# [Your task]
In the entries below, how many lines hold the string "their"? Give only the number.

[Saved entries]
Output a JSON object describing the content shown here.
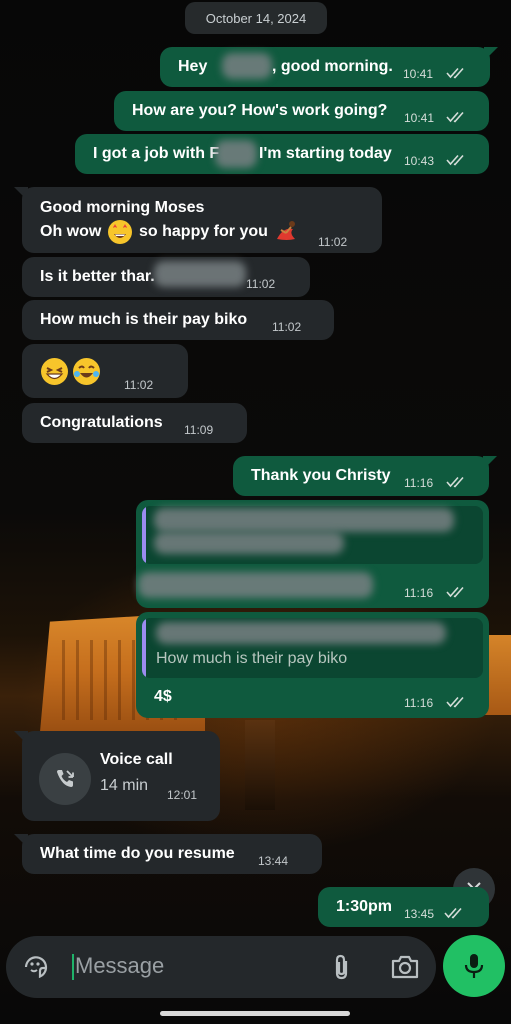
{
  "date_chip": "October 14, 2024",
  "messages": {
    "m1": {
      "before": "Hey",
      "after": ", good morning.",
      "time": "10:41"
    },
    "m2": {
      "text": "How are you? How's work going?",
      "time": "10:41"
    },
    "m3": {
      "before": "I got a job with F",
      "after": "I'm starting today",
      "time": "10:43"
    },
    "m4": {
      "line1": "Good morning Moses",
      "line2_before": "Oh wow",
      "line2_after": "so happy for you",
      "time": "11:02"
    },
    "m5": {
      "text": "Is it better thar.",
      "time": "11:02"
    },
    "m6": {
      "text": "How much is their pay biko",
      "time": "11:02"
    },
    "m7": {
      "time": "11:02"
    },
    "m8": {
      "text": "Congratulations",
      "time": "11:09"
    },
    "m9": {
      "text": "Thank you Christy",
      "time": "11:16"
    },
    "m10": {
      "time": "11:16"
    },
    "m11": {
      "quote": "How much is their pay biko",
      "text": "4$",
      "time": "11:16"
    },
    "voice_call": {
      "title": "Voice call",
      "duration": "14 min",
      "time": "12:01"
    },
    "m12": {
      "text": "What time do you resume",
      "time": "13:44"
    },
    "m13": {
      "text": "1:30pm",
      "time": "13:45"
    }
  },
  "input": {
    "placeholder": "Message"
  },
  "icons": {
    "sticker": "sticker-icon",
    "attach": "paperclip-icon",
    "camera": "camera-icon",
    "mic": "microphone-icon",
    "scroll": "double-chevron-down-icon",
    "call": "missed-call-icon"
  },
  "colors": {
    "outgoing_bubble": "#0f5a3e",
    "incoming_bubble": "#24282b",
    "mic_button": "#21c064",
    "quote_bar": "#9b8cf0"
  }
}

# [Reply to the exercise]
2